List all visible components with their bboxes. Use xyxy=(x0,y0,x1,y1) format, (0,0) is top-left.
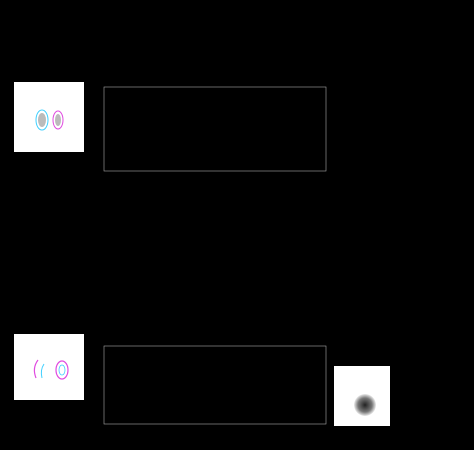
first-phase-image[interactable] xyxy=(14,82,84,152)
perfusion-plot-area xyxy=(104,87,326,171)
first-phase-svg xyxy=(14,82,84,152)
frame-per-minute-image[interactable] xyxy=(14,334,84,400)
left-cortex-roi xyxy=(34,360,38,378)
perfusion-chart xyxy=(88,76,332,188)
left-inner-roi xyxy=(41,364,44,378)
kidney-table xyxy=(334,114,470,124)
right-kidney-roi-2 xyxy=(56,361,68,379)
function-plot-area xyxy=(104,346,326,424)
prevoid-image[interactable] xyxy=(334,366,390,426)
cortex-table xyxy=(334,238,470,244)
function-chart xyxy=(88,322,332,440)
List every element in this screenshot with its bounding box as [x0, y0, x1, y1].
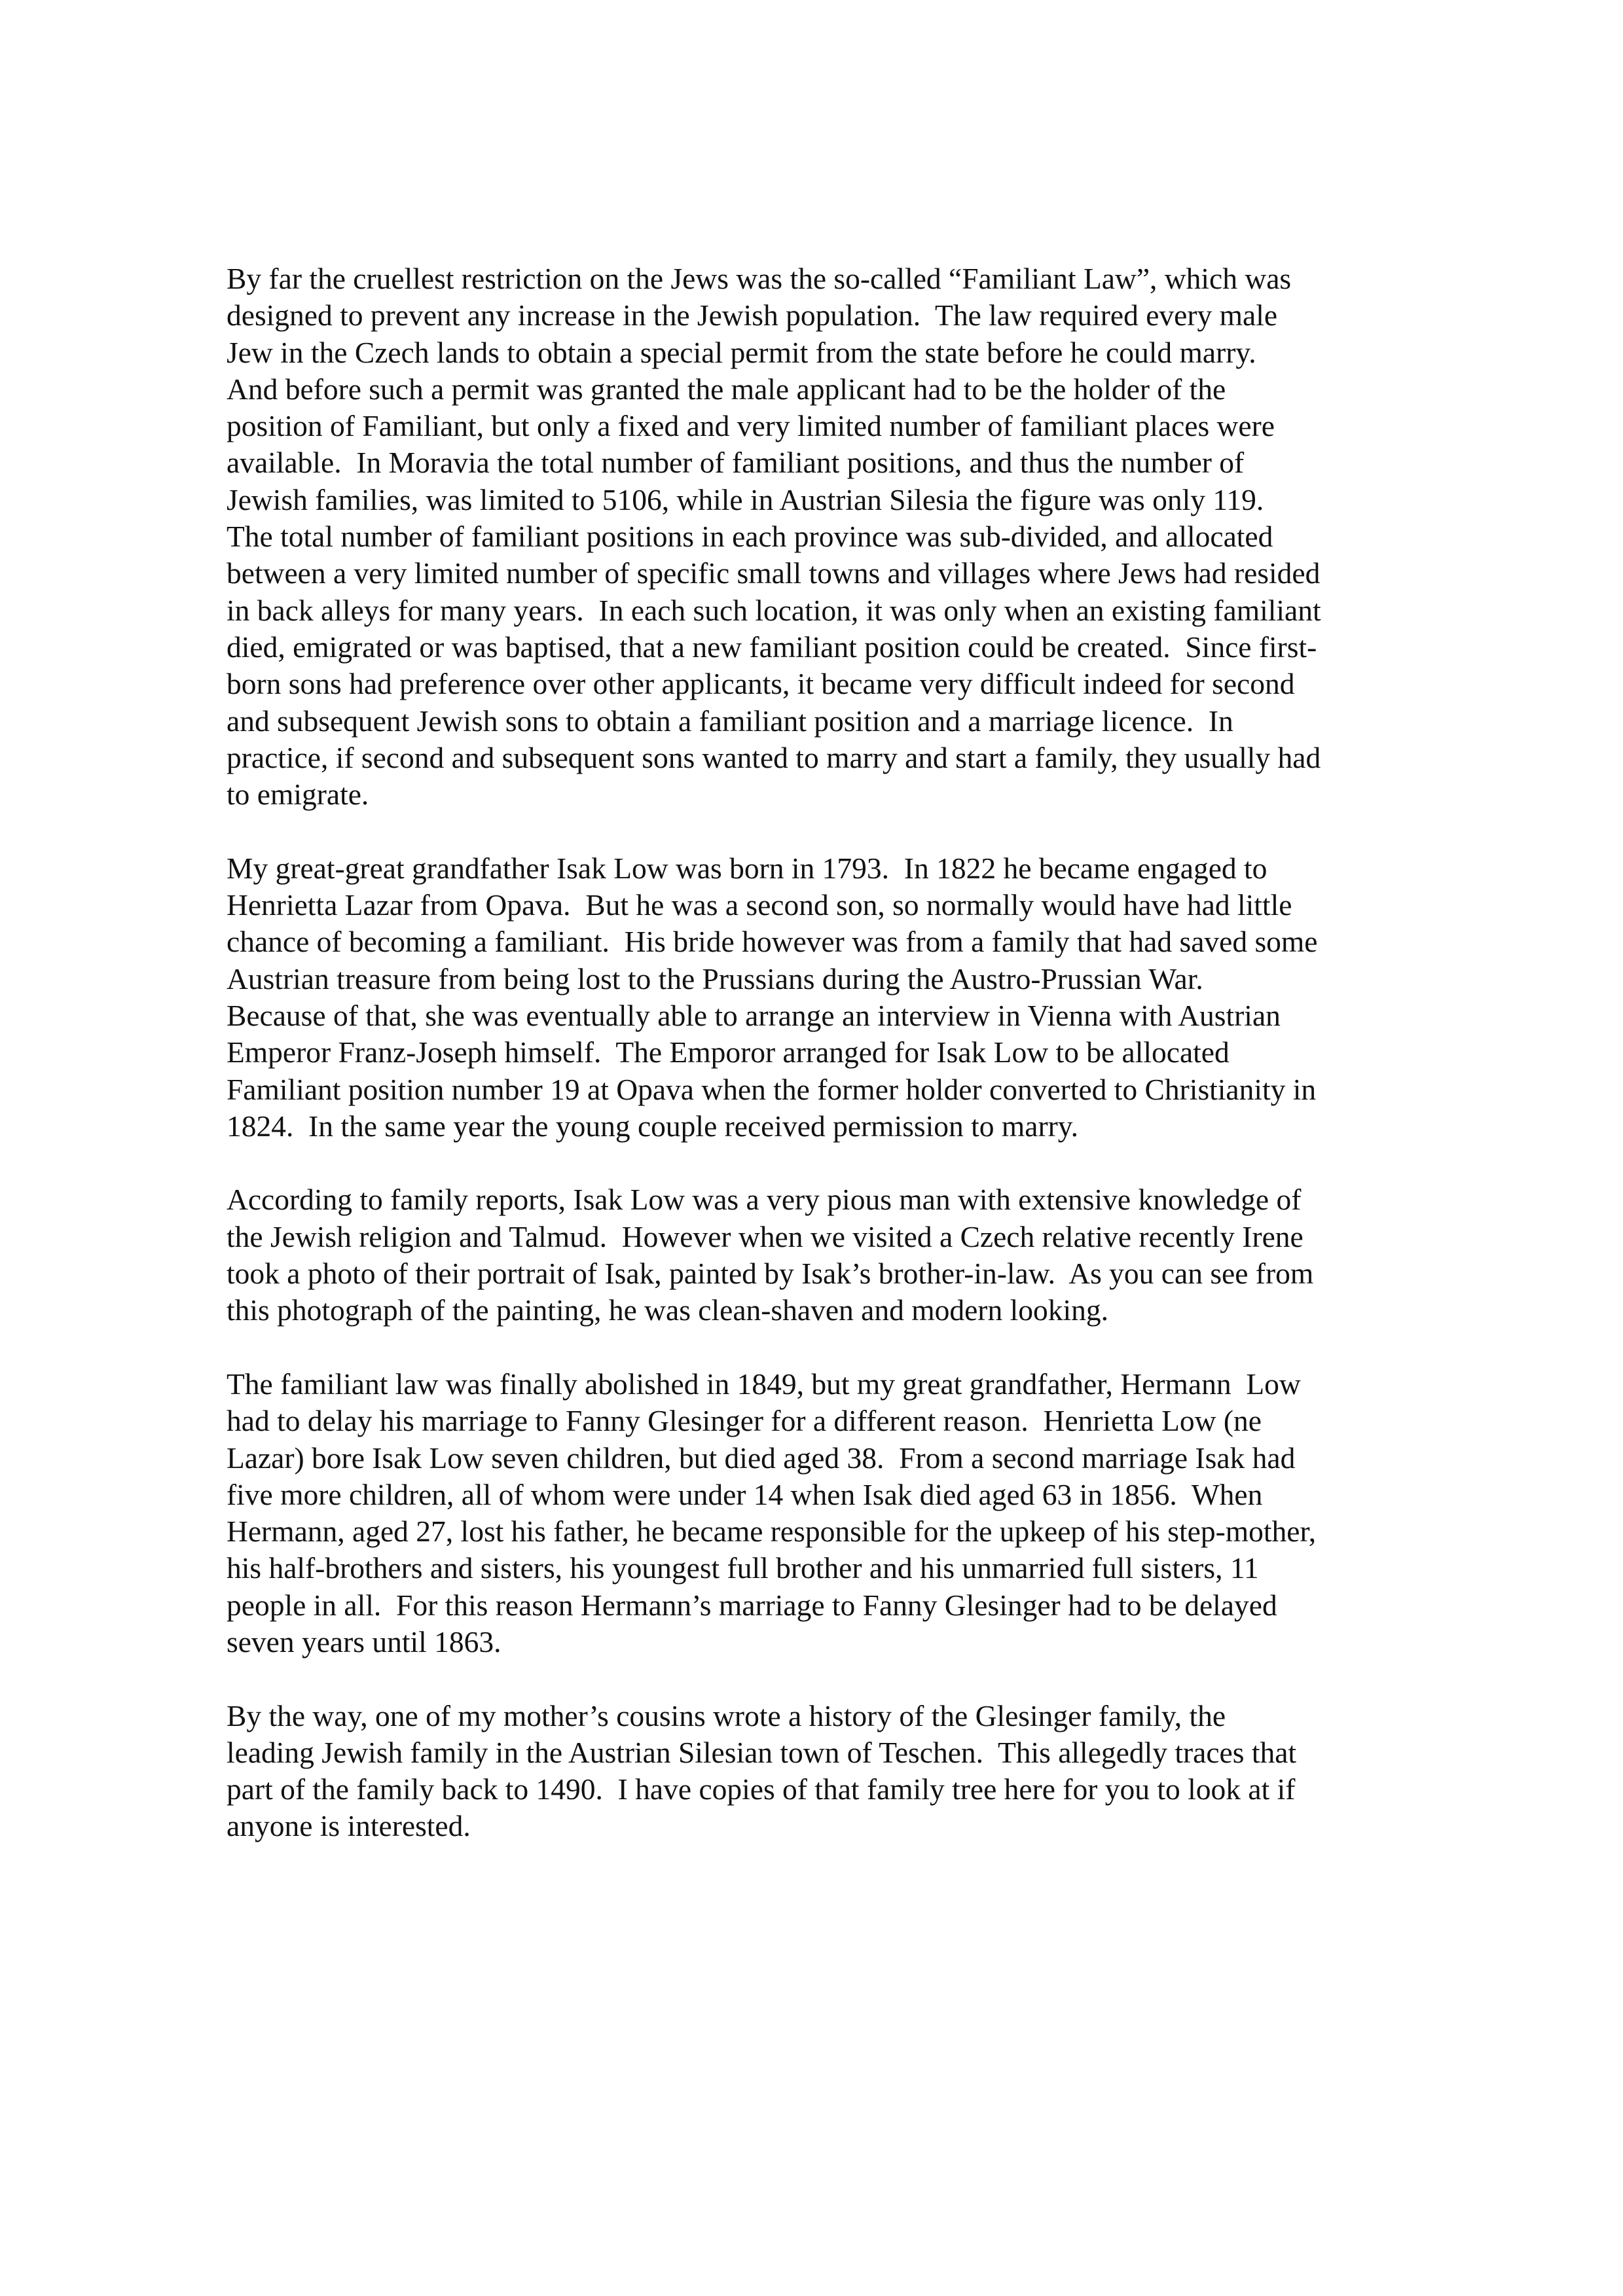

.....

§ **PROBLEM DESCRIPTION**
Reproduce all of the data above verbatim, line for line, omitting the picture placeholders.

§ **THE RESULT**
List all visible components with their bboxes. Use xyxy=(x0,y0,x1,y1) format, (0,0) is top-left.
first-phase-image[interactable] xyxy=(14,82,84,152)
perfusion-plot-area xyxy=(104,87,326,171)
first-phase-svg xyxy=(14,82,84,152)
frame-per-minute-image[interactable] xyxy=(14,334,84,400)
left-cortex-roi xyxy=(34,360,38,378)
perfusion-chart xyxy=(88,76,332,188)
left-inner-roi xyxy=(41,364,44,378)
kidney-table xyxy=(334,114,470,124)
right-kidney-roi-2 xyxy=(56,361,68,379)
function-plot-area xyxy=(104,346,326,424)
prevoid-image[interactable] xyxy=(334,366,390,426)
cortex-table xyxy=(334,238,470,244)
function-chart xyxy=(88,322,332,440)
List every element in this screenshot with its bounding box as [x0, y0, x1, y1].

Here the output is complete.